Lines that contain the string "triangle" are to be copied; leave out all others.

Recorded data
◆ ◆ ◆ ◆ ◆ ◆ ◆

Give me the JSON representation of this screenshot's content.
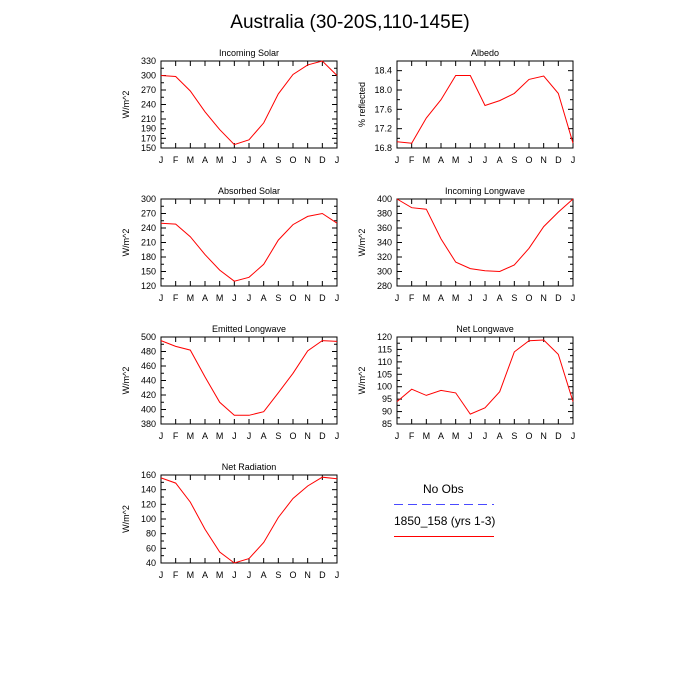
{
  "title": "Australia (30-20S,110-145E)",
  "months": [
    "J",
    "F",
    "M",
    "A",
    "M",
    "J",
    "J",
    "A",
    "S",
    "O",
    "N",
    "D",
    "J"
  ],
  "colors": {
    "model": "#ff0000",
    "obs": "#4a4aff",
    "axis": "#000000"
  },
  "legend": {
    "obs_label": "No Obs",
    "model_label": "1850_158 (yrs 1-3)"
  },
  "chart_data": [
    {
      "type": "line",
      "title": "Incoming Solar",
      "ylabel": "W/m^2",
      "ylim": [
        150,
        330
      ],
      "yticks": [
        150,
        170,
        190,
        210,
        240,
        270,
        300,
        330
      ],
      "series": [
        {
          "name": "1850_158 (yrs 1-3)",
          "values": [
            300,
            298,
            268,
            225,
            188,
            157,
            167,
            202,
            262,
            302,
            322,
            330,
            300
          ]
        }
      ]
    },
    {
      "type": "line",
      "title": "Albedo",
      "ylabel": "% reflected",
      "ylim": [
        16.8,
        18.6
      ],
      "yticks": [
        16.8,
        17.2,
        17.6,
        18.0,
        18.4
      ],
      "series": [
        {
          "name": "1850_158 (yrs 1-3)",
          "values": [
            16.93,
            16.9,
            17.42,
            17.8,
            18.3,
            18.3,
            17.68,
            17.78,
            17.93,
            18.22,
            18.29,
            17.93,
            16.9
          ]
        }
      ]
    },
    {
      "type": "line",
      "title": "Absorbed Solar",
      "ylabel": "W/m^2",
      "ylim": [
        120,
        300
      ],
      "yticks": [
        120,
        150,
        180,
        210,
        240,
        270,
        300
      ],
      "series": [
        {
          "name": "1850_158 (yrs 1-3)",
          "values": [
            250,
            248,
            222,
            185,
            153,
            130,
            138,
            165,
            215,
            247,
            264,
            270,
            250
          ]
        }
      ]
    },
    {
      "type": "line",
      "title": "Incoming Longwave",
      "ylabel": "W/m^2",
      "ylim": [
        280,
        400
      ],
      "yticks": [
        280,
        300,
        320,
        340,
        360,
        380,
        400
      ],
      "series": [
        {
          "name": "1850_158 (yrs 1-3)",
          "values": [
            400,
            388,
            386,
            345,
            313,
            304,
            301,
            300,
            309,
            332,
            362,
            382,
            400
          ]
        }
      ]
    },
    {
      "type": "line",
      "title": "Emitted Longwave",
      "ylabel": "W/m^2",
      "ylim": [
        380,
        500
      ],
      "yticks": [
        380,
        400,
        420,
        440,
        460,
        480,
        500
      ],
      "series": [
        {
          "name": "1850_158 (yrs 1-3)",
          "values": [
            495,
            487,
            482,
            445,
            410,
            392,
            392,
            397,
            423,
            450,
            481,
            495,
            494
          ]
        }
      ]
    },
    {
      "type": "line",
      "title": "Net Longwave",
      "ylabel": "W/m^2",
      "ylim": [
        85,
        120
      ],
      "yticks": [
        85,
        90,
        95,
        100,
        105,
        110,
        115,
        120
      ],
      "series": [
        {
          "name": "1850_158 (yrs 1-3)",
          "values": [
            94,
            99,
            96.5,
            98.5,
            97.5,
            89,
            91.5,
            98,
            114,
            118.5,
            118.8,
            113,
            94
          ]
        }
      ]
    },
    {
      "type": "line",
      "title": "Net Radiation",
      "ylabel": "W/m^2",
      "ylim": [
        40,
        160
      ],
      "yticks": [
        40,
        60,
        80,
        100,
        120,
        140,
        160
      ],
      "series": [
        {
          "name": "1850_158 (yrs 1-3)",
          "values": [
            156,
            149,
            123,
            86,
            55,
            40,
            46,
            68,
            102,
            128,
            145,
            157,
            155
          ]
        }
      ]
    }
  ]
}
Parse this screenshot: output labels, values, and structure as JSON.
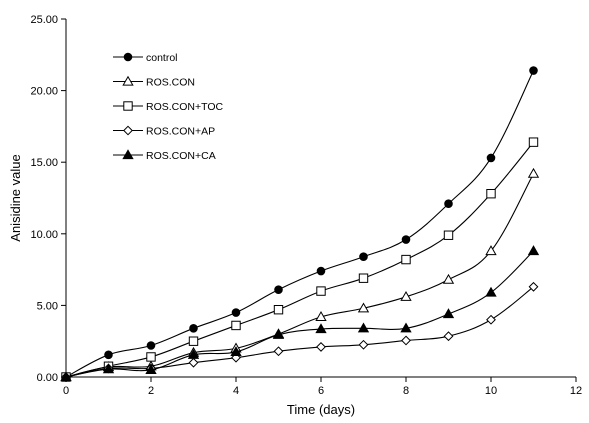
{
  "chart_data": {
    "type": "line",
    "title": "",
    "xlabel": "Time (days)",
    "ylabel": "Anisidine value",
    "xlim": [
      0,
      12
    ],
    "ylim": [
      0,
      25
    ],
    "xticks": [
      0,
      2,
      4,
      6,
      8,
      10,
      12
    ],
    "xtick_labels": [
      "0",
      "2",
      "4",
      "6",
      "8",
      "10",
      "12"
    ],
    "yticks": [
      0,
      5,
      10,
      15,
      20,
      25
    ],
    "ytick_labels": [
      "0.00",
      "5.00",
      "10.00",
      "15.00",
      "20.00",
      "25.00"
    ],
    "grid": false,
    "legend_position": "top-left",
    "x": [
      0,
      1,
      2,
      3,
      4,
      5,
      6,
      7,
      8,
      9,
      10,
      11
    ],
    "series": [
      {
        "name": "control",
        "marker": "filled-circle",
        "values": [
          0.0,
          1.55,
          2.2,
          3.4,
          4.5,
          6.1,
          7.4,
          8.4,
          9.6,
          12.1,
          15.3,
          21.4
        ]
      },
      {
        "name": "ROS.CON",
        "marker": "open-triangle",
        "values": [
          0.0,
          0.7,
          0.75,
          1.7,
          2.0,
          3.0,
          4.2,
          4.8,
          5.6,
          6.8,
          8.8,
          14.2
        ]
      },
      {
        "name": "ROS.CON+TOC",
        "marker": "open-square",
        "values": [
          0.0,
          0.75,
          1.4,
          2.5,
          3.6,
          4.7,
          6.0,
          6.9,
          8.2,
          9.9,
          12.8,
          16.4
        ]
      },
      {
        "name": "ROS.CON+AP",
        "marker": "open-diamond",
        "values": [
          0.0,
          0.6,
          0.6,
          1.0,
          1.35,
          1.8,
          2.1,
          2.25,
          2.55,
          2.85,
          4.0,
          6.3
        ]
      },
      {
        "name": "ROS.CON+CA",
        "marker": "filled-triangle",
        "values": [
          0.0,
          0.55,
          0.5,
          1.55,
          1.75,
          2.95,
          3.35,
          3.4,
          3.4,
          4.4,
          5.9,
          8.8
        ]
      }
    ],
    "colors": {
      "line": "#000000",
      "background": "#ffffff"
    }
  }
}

◆ ◆ ◆ ◆ ◆ ◆ ◆

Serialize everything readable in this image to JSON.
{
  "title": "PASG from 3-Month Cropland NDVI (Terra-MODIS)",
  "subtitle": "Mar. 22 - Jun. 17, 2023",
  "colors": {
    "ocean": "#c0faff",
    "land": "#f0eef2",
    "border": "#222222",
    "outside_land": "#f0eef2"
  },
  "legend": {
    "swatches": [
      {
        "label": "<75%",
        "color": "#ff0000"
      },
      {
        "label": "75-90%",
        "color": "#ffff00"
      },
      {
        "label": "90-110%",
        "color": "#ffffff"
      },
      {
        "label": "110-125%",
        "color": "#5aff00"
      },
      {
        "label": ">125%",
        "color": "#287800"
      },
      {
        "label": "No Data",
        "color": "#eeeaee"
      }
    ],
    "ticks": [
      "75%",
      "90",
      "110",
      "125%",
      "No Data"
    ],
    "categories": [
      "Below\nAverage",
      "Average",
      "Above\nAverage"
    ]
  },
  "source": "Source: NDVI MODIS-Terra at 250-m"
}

◆ ◆ ◆ ◆ ◆ ◆ ◆

■ Solution to the exercise
        "marker": "open-triangle",
        "marker": "filled-triangle",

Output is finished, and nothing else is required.